MATERIAL:
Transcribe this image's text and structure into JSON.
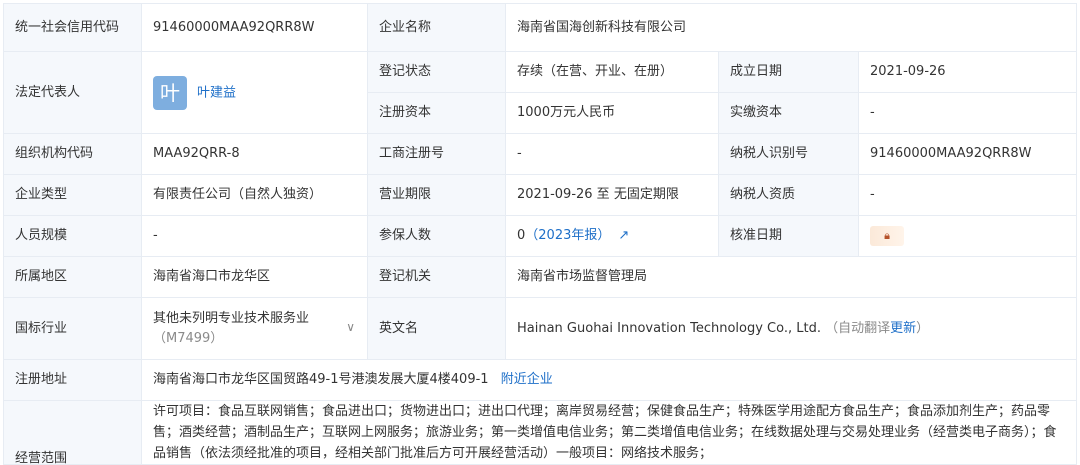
{
  "credit_code": {
    "label": "统一社会信用代码",
    "value": "91460000MAA92QRR8W"
  },
  "company_name": {
    "label": "企业名称",
    "value": "海南省国海创新科技有限公司"
  },
  "legal_rep": {
    "label": "法定代表人",
    "avatar_char": "叶",
    "name": "叶建益"
  },
  "reg_status": {
    "label": "登记状态",
    "value": "存续（在营、开业、在册）"
  },
  "founded": {
    "label": "成立日期",
    "value": "2021-09-26"
  },
  "reg_capital": {
    "label": "注册资本",
    "value": "1000万元人民币"
  },
  "paid_capital": {
    "label": "实缴资本",
    "value": "-"
  },
  "org_code": {
    "label": "组织机构代码",
    "value": "MAA92QRR-8"
  },
  "biz_reg_no": {
    "label": "工商注册号",
    "value": "-"
  },
  "taxpayer_id": {
    "label": "纳税人识别号",
    "value": "91460000MAA92QRR8W"
  },
  "company_type": {
    "label": "企业类型",
    "value": "有限责任公司（自然人独资）"
  },
  "biz_term": {
    "label": "营业期限",
    "value": "2021-09-26 至 无固定期限"
  },
  "taxpayer_qual": {
    "label": "纳税人资质",
    "value": "-"
  },
  "staff_size": {
    "label": "人员规模",
    "value": "-"
  },
  "insured": {
    "label": "参保人数",
    "value": "0",
    "report": "（2023年报）"
  },
  "approval_date": {
    "label": "核准日期"
  },
  "region": {
    "label": "所属地区",
    "value": "海南省海口市龙华区"
  },
  "reg_authority": {
    "label": "登记机关",
    "value": "海南省市场监督管理局"
  },
  "industry": {
    "label": "国标行业",
    "value": "其他未列明专业技术服务业",
    "code": "（M7499）"
  },
  "english_name": {
    "label": "英文名",
    "value": "Hainan Guohai Innovation Technology Co., Ltd.",
    "auto": "（自动翻译",
    "update": "更新",
    "close": "）"
  },
  "address": {
    "label": "注册地址",
    "value": "海南省海口市龙华区国贸路49-1号港澳发展大厦4楼409-1",
    "nearby": "附近企业"
  },
  "scope": {
    "label": "经营范围",
    "text": "许可项目：食品互联网销售；食品进出口；货物进出口；进出口代理；离岸贸易经营；保健食品生产；特殊医学用途配方食品生产；食品添加剂生产；药品零售；酒类经营；酒制品生产；互联网上网服务；旅游业务；第一类增值电信业务；第二类增值电信业务；在线数据处理与交易处理业务（经营类电子商务）；食品销售（依法须经批准的项目，经相关部门批准后方可开展经营活动）一般项目：网络技术服务；"
  }
}
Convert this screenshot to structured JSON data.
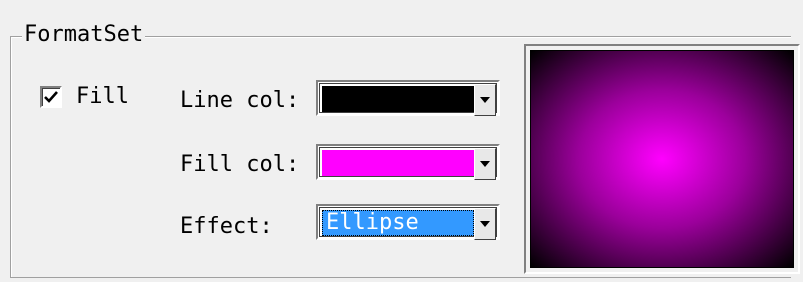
{
  "groupbox": {
    "title": "FormatSet"
  },
  "fill_checkbox": {
    "label": "Fill",
    "checked": true
  },
  "line_color": {
    "label": "Line col:",
    "value": "#000000"
  },
  "fill_color": {
    "label": "Fill col:",
    "value": "#ff00ff"
  },
  "effect": {
    "label": "Effect:",
    "selected": "Ellipse"
  },
  "preview": {
    "center_color": "#ff00ff",
    "edge_color": "#000000",
    "effect": "Ellipse"
  },
  "icons": {
    "checkmark": "checkmark-icon",
    "dropdown": "chevron-down-icon"
  }
}
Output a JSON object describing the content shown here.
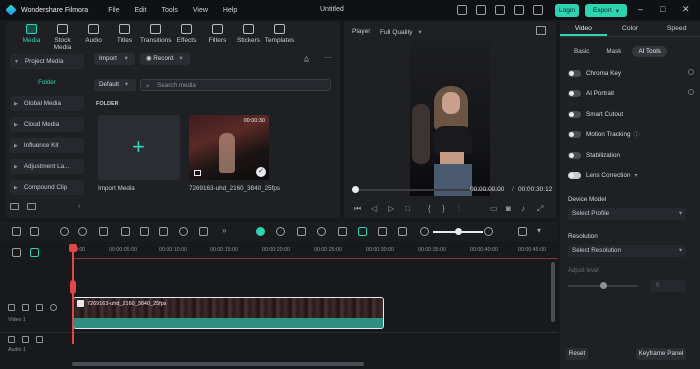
{
  "app": {
    "name": "Wondershare Filmora",
    "doc_title": "Untitled",
    "login": "Login",
    "export": "Export"
  },
  "menu": [
    "File",
    "Edit",
    "Tools",
    "View",
    "Help"
  ],
  "media_tabs": [
    {
      "label": "Media",
      "active": true
    },
    {
      "label": "Stock Media"
    },
    {
      "label": "Audio"
    },
    {
      "label": "Titles"
    },
    {
      "label": "Transitions"
    },
    {
      "label": "Effects"
    },
    {
      "label": "Filters"
    },
    {
      "label": "Stickers"
    },
    {
      "label": "Templates"
    }
  ],
  "left_nav": {
    "project_media": "Project Media",
    "folder": "Folder",
    "items": [
      "Global Media",
      "Cloud Media",
      "Influence Kit",
      "Adjustment La...",
      "Compound Clip"
    ]
  },
  "media_toolbar": {
    "import": "Import",
    "record": "Record",
    "default": "Default",
    "search_placeholder": "Search media"
  },
  "media_content": {
    "folder_label": "FOLDER",
    "import_media": "Import Media",
    "clip_name": "7269163-uhd_2160_3840_25fps",
    "clip_duration": "00:00:30"
  },
  "player": {
    "label": "Player",
    "quality": "Full Quality",
    "current_time": "00:00:00:00",
    "separator": "/",
    "total_time": "00:00:30:12"
  },
  "props": {
    "tabs": [
      {
        "label": "Video",
        "active": true
      },
      {
        "label": "Color"
      },
      {
        "label": "Speed"
      }
    ],
    "subtabs": [
      {
        "label": "Basic"
      },
      {
        "label": "Mask"
      },
      {
        "label": "AI Tools",
        "active": true
      }
    ],
    "features": [
      "Chroma Key",
      "AI Portrait",
      "Smart Cutout",
      "Motion Tracking",
      "Stabilization",
      "Lens Correction"
    ],
    "device_model_label": "Device Model",
    "device_model_value": "Select Profile",
    "resolution_label": "Resolution",
    "resolution_value": "Select Resolution",
    "adjust_level_label": "Adjust level",
    "adjust_level_value": "0",
    "reset": "Reset",
    "keyframe": "Keyframe Panel"
  },
  "timeline": {
    "ticks": [
      "00:00",
      "00:00:05:00",
      "00:00:10:00",
      "00:00:15:00",
      "00:00:20:00",
      "00:00:25:00",
      "00:00:30:00",
      "00:00:35:00",
      "00:00:40:00",
      "00:00:45:00"
    ],
    "video_track": "Video 1",
    "audio_track": "Audio 1",
    "clip_label": "7269163-uhd_2160_3840_25fps"
  },
  "colors": {
    "accent": "#2ed3b2",
    "playhead": "#e04848",
    "panel_bg": "#1f2024",
    "app_bg": "#18191c"
  }
}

OBJECTIVE:
Leave out all pictures, then copy the remaining material exactly.

TASK OUTPUT:
Transcribe this image's text and structure into JSON.
{
  "credit_code": {
    "label": "统一社会信用代码",
    "value": "91460000MAA92QRR8W"
  },
  "company_name": {
    "label": "企业名称",
    "value": "海南省国海创新科技有限公司"
  },
  "legal_rep": {
    "label": "法定代表人",
    "avatar_char": "叶",
    "name": "叶建益"
  },
  "reg_status": {
    "label": "登记状态",
    "value": "存续（在营、开业、在册）"
  },
  "founded": {
    "label": "成立日期",
    "value": "2021-09-26"
  },
  "reg_capital": {
    "label": "注册资本",
    "value": "1000万元人民币"
  },
  "paid_capital": {
    "label": "实缴资本",
    "value": "-"
  },
  "org_code": {
    "label": "组织机构代码",
    "value": "MAA92QRR-8"
  },
  "biz_reg_no": {
    "label": "工商注册号",
    "value": "-"
  },
  "taxpayer_id": {
    "label": "纳税人识别号",
    "value": "91460000MAA92QRR8W"
  },
  "company_type": {
    "label": "企业类型",
    "value": "有限责任公司（自然人独资）"
  },
  "biz_term": {
    "label": "营业期限",
    "value": "2021-09-26 至 无固定期限"
  },
  "taxpayer_qual": {
    "label": "纳税人资质",
    "value": "-"
  },
  "staff_size": {
    "label": "人员规模",
    "value": "-"
  },
  "insured": {
    "label": "参保人数",
    "value": "0",
    "report": "（2023年报）"
  },
  "approval_date": {
    "label": "核准日期"
  },
  "region": {
    "label": "所属地区",
    "value": "海南省海口市龙华区"
  },
  "reg_authority": {
    "label": "登记机关",
    "value": "海南省市场监督管理局"
  },
  "industry": {
    "label": "国标行业",
    "value": "其他未列明专业技术服务业",
    "code": "（M7499）"
  },
  "english_name": {
    "label": "英文名",
    "value": "Hainan Guohai Innovation Technology Co., Ltd.",
    "auto": "（自动翻译",
    "update": "更新",
    "close": "）"
  },
  "address": {
    "label": "注册地址",
    "value": "海南省海口市龙华区国贸路49-1号港澳发展大厦4楼409-1",
    "nearby": "附近企业"
  },
  "scope": {
    "label": "经营范围",
    "text": "许可项目：食品互联网销售；食品进出口；货物进出口；进出口代理；离岸贸易经营；保健食品生产；特殊医学用途配方食品生产；食品添加剂生产；药品零售；酒类经营；酒制品生产；互联网上网服务；旅游业务；第一类增值电信业务；第二类增值电信业务；在线数据处理与交易处理业务（经营类电子商务）；食品销售（依法须经批准的项目，经相关部门批准后方可开展经营活动）一般项目：网络技术服务；"
  }
}
Convert this screenshot to structured JSON data.
{
  "groupbox": {
    "title": "FormatSet"
  },
  "fill_checkbox": {
    "label": "Fill",
    "checked": true
  },
  "line_color": {
    "label": "Line col:",
    "value": "#000000"
  },
  "fill_color": {
    "label": "Fill col:",
    "value": "#ff00ff"
  },
  "effect": {
    "label": "Effect:",
    "selected": "Ellipse"
  },
  "preview": {
    "center_color": "#ff00ff",
    "edge_color": "#000000",
    "effect": "Ellipse"
  },
  "icons": {
    "checkmark": "checkmark-icon",
    "dropdown": "chevron-down-icon"
  }
}
Output a JSON object describing the content shown here.
{
  "app": {
    "name": "Wondershare Filmora",
    "doc_title": "Untitled",
    "login": "Login",
    "export": "Export"
  },
  "menu": [
    "File",
    "Edit",
    "Tools",
    "View",
    "Help"
  ],
  "media_tabs": [
    {
      "label": "Media",
      "active": true
    },
    {
      "label": "Stock Media"
    },
    {
      "label": "Audio"
    },
    {
      "label": "Titles"
    },
    {
      "label": "Transitions"
    },
    {
      "label": "Effects"
    },
    {
      "label": "Filters"
    },
    {
      "label": "Stickers"
    },
    {
      "label": "Templates"
    }
  ],
  "left_nav": {
    "project_media": "Project Media",
    "folder": "Folder",
    "items": [
      "Global Media",
      "Cloud Media",
      "Influence Kit",
      "Adjustment La...",
      "Compound Clip"
    ]
  },
  "media_toolbar": {
    "import": "Import",
    "record": "Record",
    "default": "Default",
    "search_placeholder": "Search media"
  },
  "media_content": {
    "folder_label": "FOLDER",
    "import_media": "Import Media",
    "clip_name": "7269163-uhd_2160_3840_25fps",
    "clip_duration": "00:00:30"
  },
  "player": {
    "label": "Player",
    "quality": "Full Quality",
    "current_time": "00:00:00:00",
    "separator": "/",
    "total_time": "00:00:30:12"
  },
  "props": {
    "tabs": [
      {
        "label": "Video",
        "active": true
      },
      {
        "label": "Color"
      },
      {
        "label": "Speed"
      }
    ],
    "subtabs": [
      {
        "label": "Basic"
      },
      {
        "label": "Mask"
      },
      {
        "label": "AI Tools",
        "active": true
      }
    ],
    "features": [
      "Chroma Key",
      "AI Portrait",
      "Smart Cutout",
      "Motion Tracking",
      "Stabilization",
      "Lens Correction"
    ],
    "device_model_label": "Device Model",
    "device_model_value": "Select Profile",
    "resolution_label": "Resolution",
    "resolution_value": "Select Resolution",
    "adjust_level_label": "Adjust level",
    "adjust_level_value": "0",
    "reset": "Reset",
    "keyframe": "Keyframe Panel"
  },
  "timeline": {
    "ticks": [
      "00:00",
      "00:00:05:00",
      "00:00:10:00",
      "00:00:15:00",
      "00:00:20:00",
      "00:00:25:00",
      "00:00:30:00",
      "00:00:35:00",
      "00:00:40:00",
      "00:00:45:00"
    ],
    "video_track": "Video 1",
    "audio_track": "Audio 1",
    "clip_label": "7269163-uhd_2160_3840_25fps"
  },
  "colors": {
    "accent": "#2ed3b2",
    "playhead": "#e04848",
    "panel_bg": "#1f2024",
    "app_bg": "#18191c"
  }
}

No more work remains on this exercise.